• Exercise: Of the lines in the entries below, state how many hold the word "Bucureşti". Say nothing else.

○ ○ ○

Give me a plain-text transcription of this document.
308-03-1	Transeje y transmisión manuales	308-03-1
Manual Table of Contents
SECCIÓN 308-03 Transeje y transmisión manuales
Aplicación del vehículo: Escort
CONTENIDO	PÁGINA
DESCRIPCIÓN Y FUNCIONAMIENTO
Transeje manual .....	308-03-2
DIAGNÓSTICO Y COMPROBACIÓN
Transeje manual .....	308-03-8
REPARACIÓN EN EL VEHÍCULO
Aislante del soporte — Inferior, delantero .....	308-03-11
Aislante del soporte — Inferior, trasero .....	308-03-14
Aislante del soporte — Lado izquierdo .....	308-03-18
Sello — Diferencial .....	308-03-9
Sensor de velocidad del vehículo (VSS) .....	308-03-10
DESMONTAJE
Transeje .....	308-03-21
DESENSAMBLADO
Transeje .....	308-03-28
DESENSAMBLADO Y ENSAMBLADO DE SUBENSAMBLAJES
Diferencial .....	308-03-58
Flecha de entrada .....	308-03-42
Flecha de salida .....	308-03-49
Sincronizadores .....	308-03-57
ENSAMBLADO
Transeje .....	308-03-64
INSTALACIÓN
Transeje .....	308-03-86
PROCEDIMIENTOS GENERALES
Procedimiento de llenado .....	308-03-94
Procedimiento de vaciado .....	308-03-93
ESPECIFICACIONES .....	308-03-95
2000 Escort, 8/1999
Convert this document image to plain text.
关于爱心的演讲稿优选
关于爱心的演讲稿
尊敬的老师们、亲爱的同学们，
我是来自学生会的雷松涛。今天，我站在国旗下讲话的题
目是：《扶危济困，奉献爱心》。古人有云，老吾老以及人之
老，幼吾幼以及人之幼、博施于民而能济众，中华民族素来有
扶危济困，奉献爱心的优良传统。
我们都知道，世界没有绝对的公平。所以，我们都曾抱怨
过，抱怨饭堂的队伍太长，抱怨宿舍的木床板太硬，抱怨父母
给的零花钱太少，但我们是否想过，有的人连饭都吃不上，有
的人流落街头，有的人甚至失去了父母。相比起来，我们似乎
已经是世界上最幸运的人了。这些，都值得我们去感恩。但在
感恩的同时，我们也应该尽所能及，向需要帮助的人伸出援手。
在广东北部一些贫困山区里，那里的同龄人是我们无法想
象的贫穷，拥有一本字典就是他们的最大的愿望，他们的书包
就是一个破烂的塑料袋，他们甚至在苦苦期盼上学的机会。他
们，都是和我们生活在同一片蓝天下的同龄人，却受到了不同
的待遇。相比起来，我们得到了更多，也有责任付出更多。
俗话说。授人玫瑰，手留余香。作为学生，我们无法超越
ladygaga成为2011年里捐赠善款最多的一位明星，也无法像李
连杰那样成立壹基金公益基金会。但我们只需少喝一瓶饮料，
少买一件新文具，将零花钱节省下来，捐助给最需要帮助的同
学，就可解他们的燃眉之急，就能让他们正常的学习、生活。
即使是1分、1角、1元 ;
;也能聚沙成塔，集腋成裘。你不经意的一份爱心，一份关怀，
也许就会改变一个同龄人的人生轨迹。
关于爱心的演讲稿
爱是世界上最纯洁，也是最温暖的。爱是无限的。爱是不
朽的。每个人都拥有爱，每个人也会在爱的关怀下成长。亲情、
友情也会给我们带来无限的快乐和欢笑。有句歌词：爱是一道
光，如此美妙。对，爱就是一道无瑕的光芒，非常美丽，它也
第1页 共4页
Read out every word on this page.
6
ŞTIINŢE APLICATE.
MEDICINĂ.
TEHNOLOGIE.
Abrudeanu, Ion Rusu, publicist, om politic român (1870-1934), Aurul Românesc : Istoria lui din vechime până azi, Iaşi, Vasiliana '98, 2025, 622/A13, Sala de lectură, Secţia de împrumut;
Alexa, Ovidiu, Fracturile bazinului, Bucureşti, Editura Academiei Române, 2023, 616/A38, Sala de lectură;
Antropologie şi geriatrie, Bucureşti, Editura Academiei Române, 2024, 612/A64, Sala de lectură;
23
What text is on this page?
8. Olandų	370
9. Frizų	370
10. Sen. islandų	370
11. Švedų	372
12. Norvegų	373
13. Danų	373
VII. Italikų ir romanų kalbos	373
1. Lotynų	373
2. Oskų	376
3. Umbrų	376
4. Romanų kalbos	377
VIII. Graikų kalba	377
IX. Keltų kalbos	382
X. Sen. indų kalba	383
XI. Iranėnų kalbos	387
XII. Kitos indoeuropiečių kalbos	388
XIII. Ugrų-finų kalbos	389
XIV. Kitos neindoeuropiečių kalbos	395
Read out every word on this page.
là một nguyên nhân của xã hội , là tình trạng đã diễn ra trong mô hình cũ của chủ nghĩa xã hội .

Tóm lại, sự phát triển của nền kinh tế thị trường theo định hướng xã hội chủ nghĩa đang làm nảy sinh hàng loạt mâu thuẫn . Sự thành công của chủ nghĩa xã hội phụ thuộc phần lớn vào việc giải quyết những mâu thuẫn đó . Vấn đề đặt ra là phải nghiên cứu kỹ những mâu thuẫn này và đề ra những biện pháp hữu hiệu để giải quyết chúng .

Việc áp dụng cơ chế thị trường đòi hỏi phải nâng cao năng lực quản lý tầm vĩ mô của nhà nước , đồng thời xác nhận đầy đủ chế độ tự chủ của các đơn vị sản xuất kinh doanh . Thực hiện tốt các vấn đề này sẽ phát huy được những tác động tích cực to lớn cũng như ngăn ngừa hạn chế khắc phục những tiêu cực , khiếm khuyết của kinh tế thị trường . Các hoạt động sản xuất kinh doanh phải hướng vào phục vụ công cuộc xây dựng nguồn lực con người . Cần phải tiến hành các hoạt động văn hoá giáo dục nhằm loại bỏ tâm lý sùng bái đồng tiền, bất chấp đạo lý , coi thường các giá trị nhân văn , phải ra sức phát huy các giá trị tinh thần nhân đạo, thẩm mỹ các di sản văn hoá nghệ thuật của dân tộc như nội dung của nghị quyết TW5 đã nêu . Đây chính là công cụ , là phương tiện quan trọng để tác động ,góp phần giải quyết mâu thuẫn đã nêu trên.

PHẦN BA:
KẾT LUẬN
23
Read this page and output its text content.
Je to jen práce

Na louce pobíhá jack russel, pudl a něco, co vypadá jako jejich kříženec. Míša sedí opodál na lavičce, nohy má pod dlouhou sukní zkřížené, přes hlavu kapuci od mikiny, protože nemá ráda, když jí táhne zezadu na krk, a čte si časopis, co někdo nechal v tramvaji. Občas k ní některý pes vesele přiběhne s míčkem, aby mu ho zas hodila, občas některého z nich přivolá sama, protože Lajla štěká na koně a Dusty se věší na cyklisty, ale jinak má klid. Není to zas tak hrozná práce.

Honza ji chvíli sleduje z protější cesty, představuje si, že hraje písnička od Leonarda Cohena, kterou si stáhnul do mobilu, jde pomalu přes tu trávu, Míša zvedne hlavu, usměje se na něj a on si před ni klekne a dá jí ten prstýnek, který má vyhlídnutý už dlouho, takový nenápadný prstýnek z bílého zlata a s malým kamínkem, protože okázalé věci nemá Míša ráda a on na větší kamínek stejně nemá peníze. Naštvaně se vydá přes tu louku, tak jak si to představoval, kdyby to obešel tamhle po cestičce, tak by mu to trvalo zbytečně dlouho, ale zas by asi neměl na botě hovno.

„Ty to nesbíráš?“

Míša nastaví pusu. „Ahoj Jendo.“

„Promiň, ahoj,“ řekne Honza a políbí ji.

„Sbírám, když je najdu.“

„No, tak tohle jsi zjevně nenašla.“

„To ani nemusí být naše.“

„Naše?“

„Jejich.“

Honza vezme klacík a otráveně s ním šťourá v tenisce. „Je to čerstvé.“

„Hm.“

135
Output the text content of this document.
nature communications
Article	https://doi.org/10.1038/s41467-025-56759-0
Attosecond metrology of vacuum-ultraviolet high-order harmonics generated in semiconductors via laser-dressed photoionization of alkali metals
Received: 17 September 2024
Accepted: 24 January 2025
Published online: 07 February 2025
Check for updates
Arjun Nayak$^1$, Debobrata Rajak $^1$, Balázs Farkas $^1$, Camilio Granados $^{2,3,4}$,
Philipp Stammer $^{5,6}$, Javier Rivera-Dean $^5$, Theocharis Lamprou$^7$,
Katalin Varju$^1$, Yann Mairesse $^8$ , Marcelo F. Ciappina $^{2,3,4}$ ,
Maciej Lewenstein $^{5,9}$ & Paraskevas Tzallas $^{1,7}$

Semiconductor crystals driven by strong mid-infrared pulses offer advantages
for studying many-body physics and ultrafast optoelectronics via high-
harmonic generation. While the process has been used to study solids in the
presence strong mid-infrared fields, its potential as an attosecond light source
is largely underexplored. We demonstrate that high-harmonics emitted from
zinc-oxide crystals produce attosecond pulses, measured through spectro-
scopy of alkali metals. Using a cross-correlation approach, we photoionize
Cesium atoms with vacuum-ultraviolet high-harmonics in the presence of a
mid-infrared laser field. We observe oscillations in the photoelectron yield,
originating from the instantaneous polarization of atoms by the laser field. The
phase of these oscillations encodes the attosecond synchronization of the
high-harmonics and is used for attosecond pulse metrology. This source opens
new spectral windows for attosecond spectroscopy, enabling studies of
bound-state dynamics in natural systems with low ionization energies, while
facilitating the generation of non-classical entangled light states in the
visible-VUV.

○ ○ ○

• Final answer: 2